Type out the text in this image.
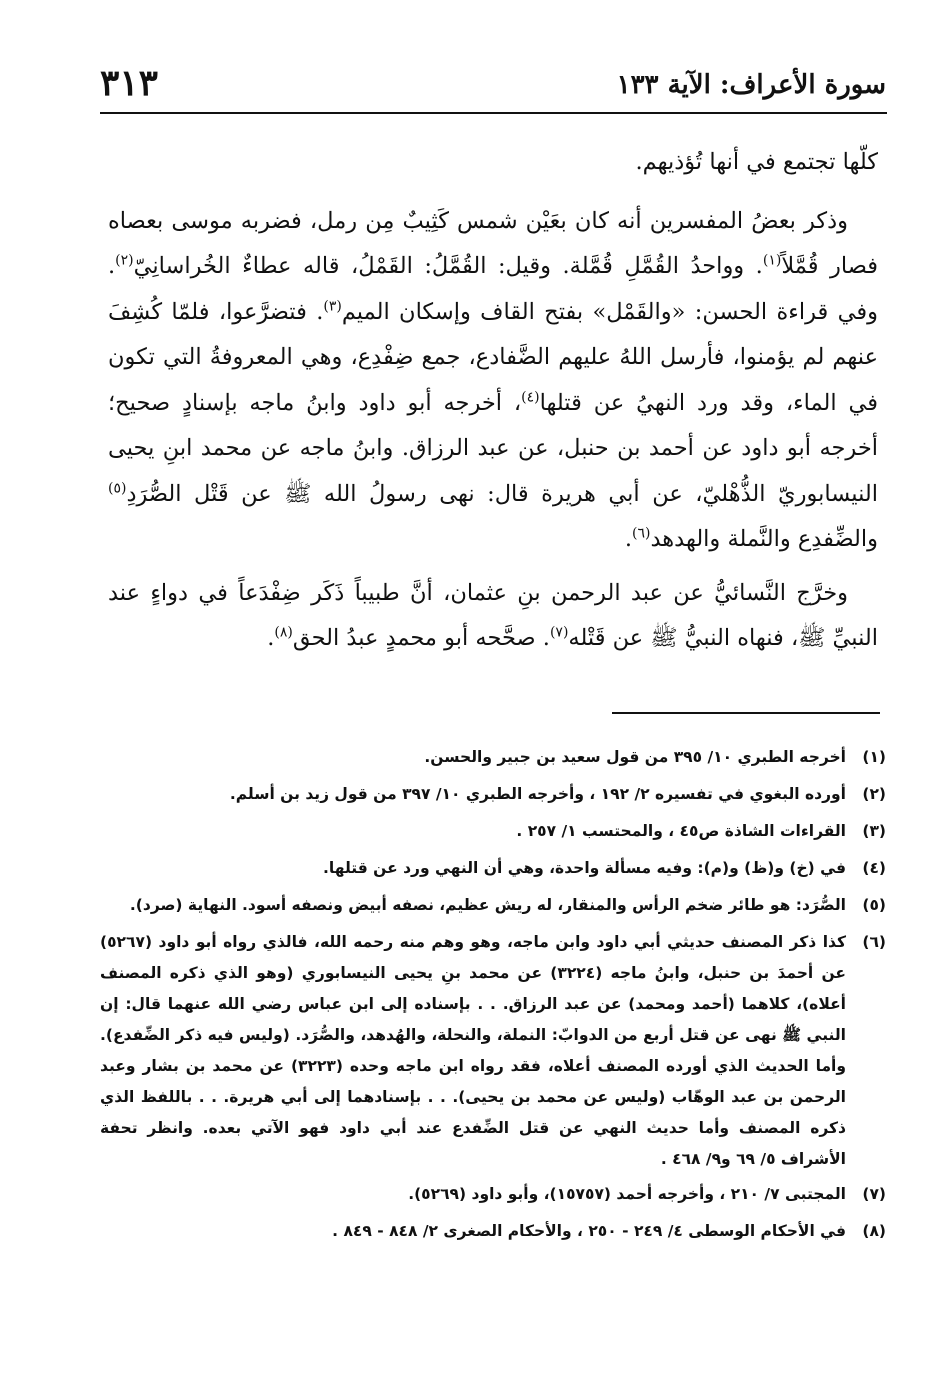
٣١٣	سورة الأعراف: الآية ١٣٣

كلّها تجتمع في أنها تُؤذيهم.

وذكر بعضُ المفسرين أنه كان بعَيْن شمس كَثِيبٌ مِن رمل، فضربه موسى بعصاه فصار قُمَّلاً$^{(١)}$. وواحدُ القُمَّلِ قُمَّلة. وقيل: القُمَّلُ: القَمْلُ، قاله عطاءٌ الخُراسانِيّ$^{(٢)}$. وفي قراءة الحسن: «والقَمْل» بفتح القاف وإسكان الميم$^{(٣)}$. فتضرَّعوا، فلمّا كُشِفَ عنهم لم يؤمنوا، فأرسل اللهُ عليهم الضَّفادع، جمع ضِفْدِع، وهي المعروفةُ التي تكون في الماء، وقد ورد النهيُ عن قتلها$^{(٤)}$، أخرجه أبو داود وابنُ ماجه بإسنادٍ صحيح؛ أخرجه أبو داود عن أحمد بن حنبل، عن عبد الرزاق. وابنُ ماجه عن محمد ابنِ يحيى النيسابوريّ الذُّهْليّ، عن أبي هريرة قال: نهى رسولُ الله ﷺ عن قَتْل الصُّرَدِ$^{(٥)}$ والضِّفدِع والنَّملة والهدهد$^{(٦)}$.

وخرَّج النَّسائيُّ عن عبد الرحمن بنِ عثمان، أنَّ طبيباً ذَكَر ضِفْدَعاً في دواءٍ عند النبيِّ ﷺ، فنهاه النبيُّ ﷺ عن قَتْله$^{(٧)}$. صحَّحه أبو محمدٍ عبدُ الحق$^{(٨)}$.

(١)
أخرجه الطبري ١٠/ ٣٩٥ من قول سعيد بن جبير والحسن.
(٢)
أورده البغوي في تفسيره ٢/ ١٩٢ ، وأخرجه الطبري ١٠/ ٣٩٧ من قول زيد بن أسلم.
(٣)
القراءات الشاذة ص٤٥ ، والمحتسب ١/ ٢٥٧ .
(٤)
في (خ) و(ظ) و(م): وفيه مسألة واحدة، وهي أن النهي ورد عن قتلها.
(٥)
الصُّرَد: هو طائر ضخم الرأس والمنقار، له ريش عظيم، نصفه أبيض ونصفه أسود. النهاية (صرد).
(٦)
كذا ذكر المصنف حديثي أبي داود وابن ماجه، وهو وهم منه رحمه الله، فالذي رواه أبو داود (٥٢٦٧) عن أحمدَ بن حنبل، وابنُ ماجه (٣٢٢٤) عن محمد بنِ يحيى النيسابوري (وهو الذي ذكره المصنف أعلاه)، كلاهما (أحمد ومحمد) عن عبد الرزاق. . . بإسناده إلى ابن عباس رضي الله عنهما قال: إن النبي ﷺ نهى عن قتل أربع من الدوابّ: النملة، والنحلة، والهُدهد، والصُّرَد. (وليس فيه ذكر الضِّفدع). وأما الحديث الذي أورده المصنف أعلاه، فقد رواه ابن ماجه وحده (٣٢٢٣) عن محمد بن بشار وعبد الرحمن بن عبد الوهّاب (وليس عن محمد بن يحيى). . . بإسنادهما إلى أبي هريرة. . . باللفظ الذي ذكره المصنف وأما حديث النهي عن قتل الضِّفدع عند أبي داود فهو الآتي بعده. وانظر تحفة الأشراف ٥/ ٦٩ و٩/ ٤٦٨ .
(٧)
المجتبى ٧/ ٢١٠ ، وأخرجه أحمد (١٥٧٥٧)، وأبو داود (٥٢٦٩).
(٨)
في الأحكام الوسطى ٤/ ٢٤٩ - ٢٥٠ ، والأحكام الصغرى ٢/ ٨٤٨ - ٨٤٩ .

--*--

- [Problem] From the listing above, print every entry precisely and drop the pictures.

- [Exercise solution]
Type out the text in this image.
٣١٣	سورة الأعراف: الآية ١٣٣

كلّها تجتمع في أنها تُؤذيهم.

وذكر بعضُ المفسرين أنه كان بعَيْن شمس كَثِيبٌ مِن رمل، فضربه موسى بعصاه فصار قُمَّلاً$^{(١)}$. وواحدُ القُمَّلِ قُمَّلة. وقيل: القُمَّلُ: القَمْلُ، قاله عطاءٌ الخُراسانِيّ$^{(٢)}$. وفي قراءة الحسن: «والقَمْل» بفتح القاف وإسكان الميم$^{(٣)}$. فتضرَّعوا، فلمّا كُشِفَ عنهم لم يؤمنوا، فأرسل اللهُ عليهم الضَّفادع، جمع ضِفْدِع، وهي المعروفةُ التي تكون في الماء، وقد ورد النهيُ عن قتلها$^{(٤)}$، أخرجه أبو داود وابنُ ماجه بإسنادٍ صحيح؛ أخرجه أبو داود عن أحمد بن حنبل، عن عبد الرزاق. وابنُ ماجه عن محمد ابنِ يحيى النيسابوريّ الذُّهْليّ، عن أبي هريرة قال: نهى رسولُ الله ﷺ عن قَتْل الصُّرَدِ$^{(٥)}$ والضِّفدِع والنَّملة والهدهد$^{(٦)}$.

وخرَّج النَّسائيُّ عن عبد الرحمن بنِ عثمان، أنَّ طبيباً ذَكَر ضِفْدَعاً في دواءٍ عند النبيِّ ﷺ، فنهاه النبيُّ ﷺ عن قَتْله$^{(٧)}$. صحَّحه أبو محمدٍ عبدُ الحق$^{(٨)}$.

(١)
أخرجه الطبري ١٠/ ٣٩٥ من قول سعيد بن جبير والحسن.
(٢)
أورده البغوي في تفسيره ٢/ ١٩٢ ، وأخرجه الطبري ١٠/ ٣٩٧ من قول زيد بن أسلم.
(٣)
القراءات الشاذة ص٤٥ ، والمحتسب ١/ ٢٥٧ .
(٤)
في (خ) و(ظ) و(م): وفيه مسألة واحدة، وهي أن النهي ورد عن قتلها.
(٥)
الصُّرَد: هو طائر ضخم الرأس والمنقار، له ريش عظيم، نصفه أبيض ونصفه أسود. النهاية (صرد).
(٦)
كذا ذكر المصنف حديثي أبي داود وابن ماجه، وهو وهم منه رحمه الله، فالذي رواه أبو داود (٥٢٦٧) عن أحمدَ بن حنبل، وابنُ ماجه (٣٢٢٤) عن محمد بنِ يحيى النيسابوري (وهو الذي ذكره المصنف أعلاه)، كلاهما (أحمد ومحمد) عن عبد الرزاق. . . بإسناده إلى ابن عباس رضي الله عنهما قال: إن النبي ﷺ نهى عن قتل أربع من الدوابّ: النملة، والنحلة، والهُدهد، والصُّرَد. (وليس فيه ذكر الضِّفدع). وأما الحديث الذي أورده المصنف أعلاه، فقد رواه ابن ماجه وحده (٣٢٢٣) عن محمد بن بشار وعبد الرحمن بن عبد الوهّاب (وليس عن محمد بن يحيى). . . بإسنادهما إلى أبي هريرة. . . باللفظ الذي ذكره المصنف وأما حديث النهي عن قتل الضِّفدع عند أبي داود فهو الآتي بعده. وانظر تحفة الأشراف ٥/ ٦٩ و٩/ ٤٦٨ .
(٧)
المجتبى ٧/ ٢١٠ ، وأخرجه أحمد (١٥٧٥٧)، وأبو داود (٥٢٦٩).
(٨)
في الأحكام الوسطى ٤/ ٢٤٩ - ٢٥٠ ، والأحكام الصغرى ٢/ ٨٤٨ - ٨٤٩ .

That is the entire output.